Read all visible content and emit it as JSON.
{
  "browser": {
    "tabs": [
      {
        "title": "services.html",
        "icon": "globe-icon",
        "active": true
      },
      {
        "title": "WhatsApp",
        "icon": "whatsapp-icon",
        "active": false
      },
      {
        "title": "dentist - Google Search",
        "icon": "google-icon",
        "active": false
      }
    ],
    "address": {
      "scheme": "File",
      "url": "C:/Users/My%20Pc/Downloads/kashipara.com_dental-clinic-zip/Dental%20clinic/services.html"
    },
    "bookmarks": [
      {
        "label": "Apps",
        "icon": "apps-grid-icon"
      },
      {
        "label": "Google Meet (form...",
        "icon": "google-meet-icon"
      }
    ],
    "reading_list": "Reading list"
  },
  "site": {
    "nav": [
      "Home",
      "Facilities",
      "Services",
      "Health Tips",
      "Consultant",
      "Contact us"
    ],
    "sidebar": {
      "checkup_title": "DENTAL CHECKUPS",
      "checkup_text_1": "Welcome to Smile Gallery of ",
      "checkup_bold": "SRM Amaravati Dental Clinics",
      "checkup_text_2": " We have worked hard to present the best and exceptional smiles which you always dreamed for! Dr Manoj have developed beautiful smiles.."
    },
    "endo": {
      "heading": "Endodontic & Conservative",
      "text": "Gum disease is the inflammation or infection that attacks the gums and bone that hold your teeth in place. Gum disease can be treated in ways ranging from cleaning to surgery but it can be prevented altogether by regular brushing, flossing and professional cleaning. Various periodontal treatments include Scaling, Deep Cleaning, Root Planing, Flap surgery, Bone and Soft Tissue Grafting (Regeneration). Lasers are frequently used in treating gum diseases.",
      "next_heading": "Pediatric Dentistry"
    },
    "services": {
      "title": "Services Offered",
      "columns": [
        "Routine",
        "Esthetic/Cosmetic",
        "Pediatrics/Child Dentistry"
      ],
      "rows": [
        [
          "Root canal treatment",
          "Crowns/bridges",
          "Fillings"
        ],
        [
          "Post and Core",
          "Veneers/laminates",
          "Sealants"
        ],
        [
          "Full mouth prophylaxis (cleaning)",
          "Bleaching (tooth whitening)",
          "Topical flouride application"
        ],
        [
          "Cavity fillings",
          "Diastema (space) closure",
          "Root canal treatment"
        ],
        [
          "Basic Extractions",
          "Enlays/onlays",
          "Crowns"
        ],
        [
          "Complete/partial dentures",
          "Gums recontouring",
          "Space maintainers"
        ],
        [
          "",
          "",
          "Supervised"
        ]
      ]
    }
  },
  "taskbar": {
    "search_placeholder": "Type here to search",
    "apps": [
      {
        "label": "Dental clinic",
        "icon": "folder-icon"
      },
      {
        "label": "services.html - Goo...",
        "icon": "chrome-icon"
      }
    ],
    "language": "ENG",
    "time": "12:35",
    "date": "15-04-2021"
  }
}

- GIVEN INSTRUCTION: Which lines include the word "Dentistry"? List them all.

- SOLUTION FOR THIS EXERCISE:
      "next_heading": "Pediatric Dentistry"
        "Pediatrics/Child Dentistry"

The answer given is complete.